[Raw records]

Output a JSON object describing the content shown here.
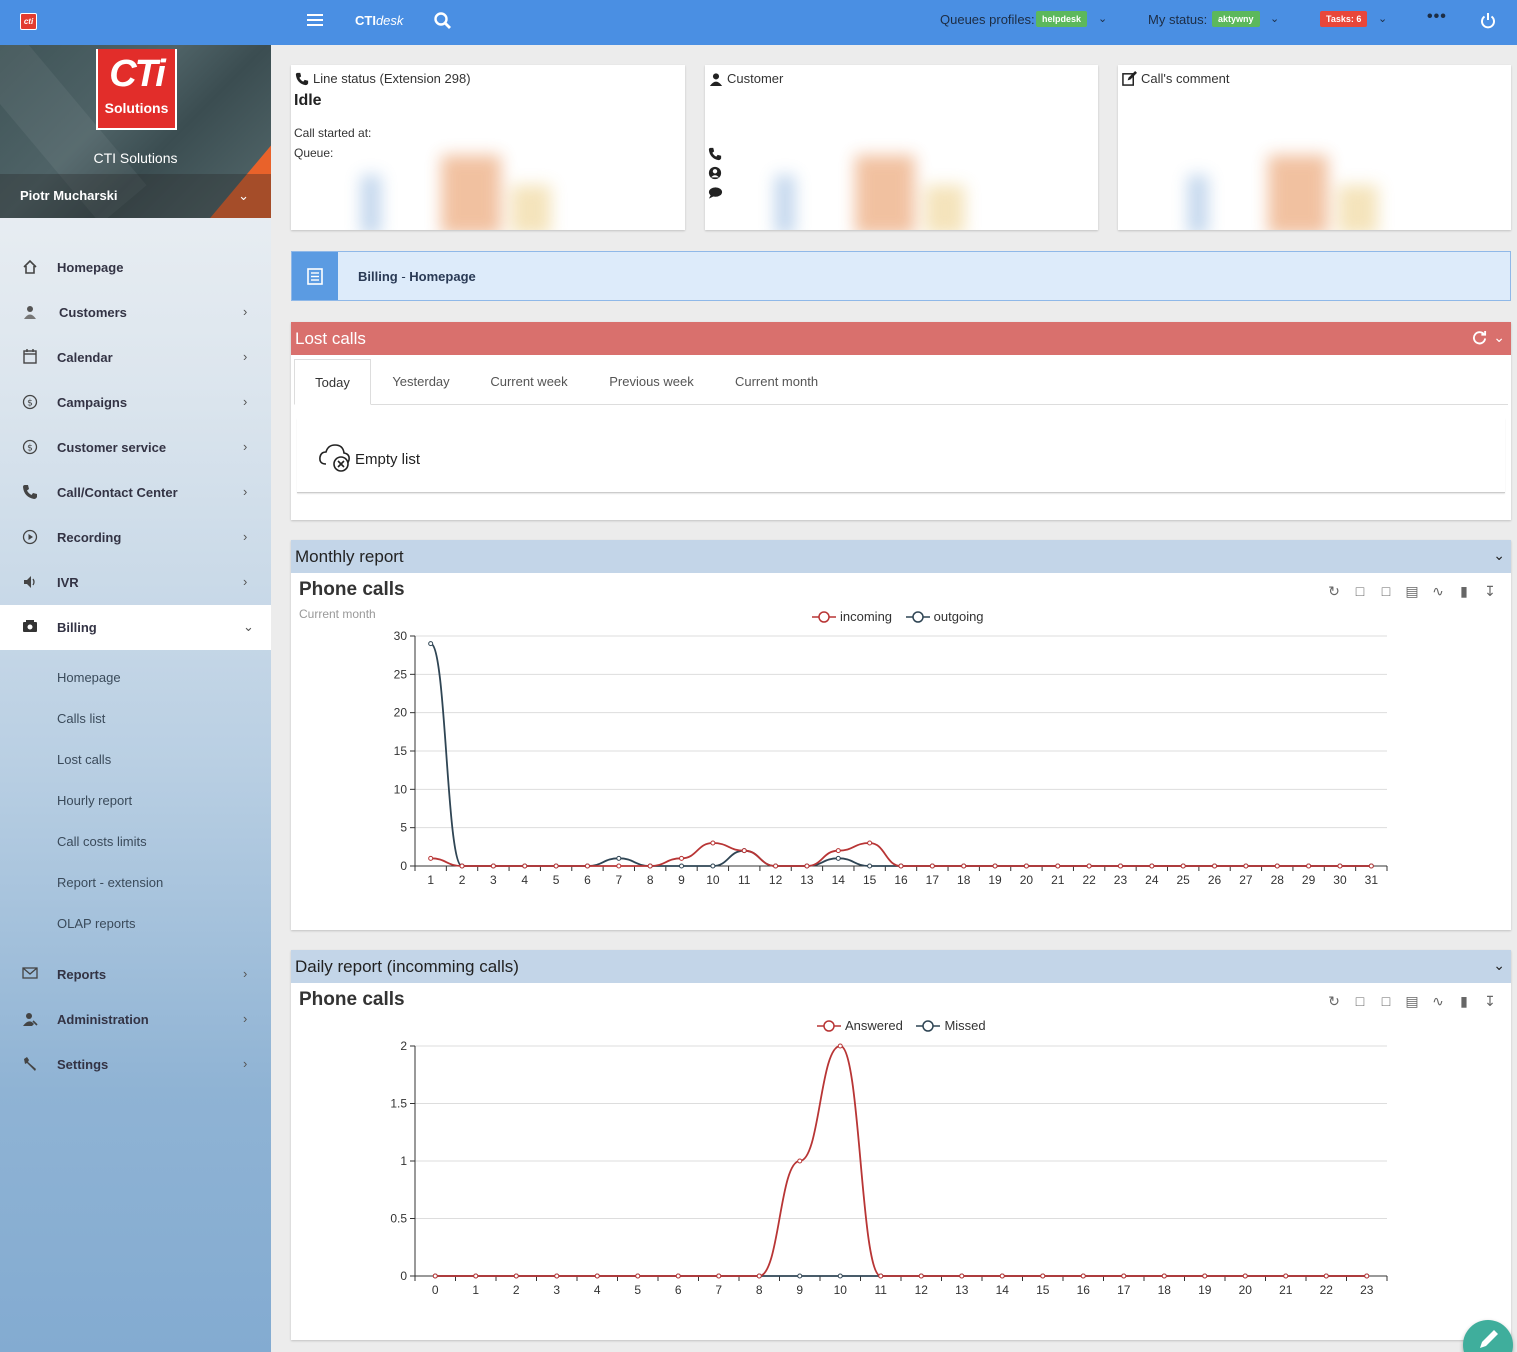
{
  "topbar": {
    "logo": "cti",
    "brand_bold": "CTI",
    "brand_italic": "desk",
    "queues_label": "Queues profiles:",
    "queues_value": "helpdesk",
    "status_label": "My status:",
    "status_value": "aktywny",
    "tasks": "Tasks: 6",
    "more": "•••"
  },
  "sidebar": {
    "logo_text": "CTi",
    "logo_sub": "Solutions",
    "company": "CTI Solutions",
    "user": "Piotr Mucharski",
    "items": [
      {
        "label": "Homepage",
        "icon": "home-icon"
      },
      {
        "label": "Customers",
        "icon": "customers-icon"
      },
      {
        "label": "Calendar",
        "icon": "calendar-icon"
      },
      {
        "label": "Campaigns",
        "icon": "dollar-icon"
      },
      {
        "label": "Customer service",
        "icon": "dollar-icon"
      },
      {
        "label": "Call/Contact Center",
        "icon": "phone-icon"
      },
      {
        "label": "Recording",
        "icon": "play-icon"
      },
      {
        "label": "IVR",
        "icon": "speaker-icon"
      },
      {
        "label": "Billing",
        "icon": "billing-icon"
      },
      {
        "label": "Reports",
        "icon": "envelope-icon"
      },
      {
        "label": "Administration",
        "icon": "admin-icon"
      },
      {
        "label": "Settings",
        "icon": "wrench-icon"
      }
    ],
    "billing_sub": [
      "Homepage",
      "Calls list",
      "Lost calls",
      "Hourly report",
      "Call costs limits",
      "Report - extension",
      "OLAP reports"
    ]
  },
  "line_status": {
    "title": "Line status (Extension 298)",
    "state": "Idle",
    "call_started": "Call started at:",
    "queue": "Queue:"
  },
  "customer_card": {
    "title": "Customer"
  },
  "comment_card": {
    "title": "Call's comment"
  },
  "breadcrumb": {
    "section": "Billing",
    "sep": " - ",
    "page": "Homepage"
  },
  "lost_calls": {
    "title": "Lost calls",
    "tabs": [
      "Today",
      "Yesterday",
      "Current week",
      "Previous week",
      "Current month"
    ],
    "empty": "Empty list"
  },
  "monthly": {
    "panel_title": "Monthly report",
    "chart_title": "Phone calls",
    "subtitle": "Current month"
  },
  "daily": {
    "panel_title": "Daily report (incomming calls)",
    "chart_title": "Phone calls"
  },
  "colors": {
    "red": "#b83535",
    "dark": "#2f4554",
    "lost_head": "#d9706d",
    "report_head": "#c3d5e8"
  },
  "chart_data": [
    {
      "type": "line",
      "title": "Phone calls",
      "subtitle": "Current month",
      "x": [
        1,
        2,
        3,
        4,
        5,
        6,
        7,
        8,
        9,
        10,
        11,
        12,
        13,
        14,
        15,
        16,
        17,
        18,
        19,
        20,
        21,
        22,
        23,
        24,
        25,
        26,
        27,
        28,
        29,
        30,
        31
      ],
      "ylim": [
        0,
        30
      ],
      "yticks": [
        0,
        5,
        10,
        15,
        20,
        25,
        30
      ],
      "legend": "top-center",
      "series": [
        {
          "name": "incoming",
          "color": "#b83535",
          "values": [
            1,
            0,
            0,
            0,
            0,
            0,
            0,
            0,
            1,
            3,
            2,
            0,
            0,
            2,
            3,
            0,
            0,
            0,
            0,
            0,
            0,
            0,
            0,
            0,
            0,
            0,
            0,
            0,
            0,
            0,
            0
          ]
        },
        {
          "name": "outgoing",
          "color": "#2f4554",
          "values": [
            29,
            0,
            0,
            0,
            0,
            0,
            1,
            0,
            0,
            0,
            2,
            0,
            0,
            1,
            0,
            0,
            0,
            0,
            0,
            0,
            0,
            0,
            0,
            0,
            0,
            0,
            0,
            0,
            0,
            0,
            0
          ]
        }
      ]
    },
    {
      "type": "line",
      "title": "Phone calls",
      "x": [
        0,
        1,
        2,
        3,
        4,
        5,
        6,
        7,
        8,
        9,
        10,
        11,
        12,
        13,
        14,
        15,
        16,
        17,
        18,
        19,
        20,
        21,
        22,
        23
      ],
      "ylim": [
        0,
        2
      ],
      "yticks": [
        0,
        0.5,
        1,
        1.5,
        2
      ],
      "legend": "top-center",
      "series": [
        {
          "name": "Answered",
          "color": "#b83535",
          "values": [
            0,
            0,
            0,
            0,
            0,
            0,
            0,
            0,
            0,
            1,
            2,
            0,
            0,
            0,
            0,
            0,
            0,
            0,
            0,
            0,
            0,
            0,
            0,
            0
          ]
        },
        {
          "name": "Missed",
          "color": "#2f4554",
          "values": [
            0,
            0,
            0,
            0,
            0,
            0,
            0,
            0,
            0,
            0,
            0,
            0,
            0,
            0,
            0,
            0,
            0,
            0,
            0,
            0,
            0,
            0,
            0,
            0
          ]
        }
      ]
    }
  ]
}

[Aim of the task]: How many of the lines above hold "Homepage"? Answer with only the number.

[Answer below]: 3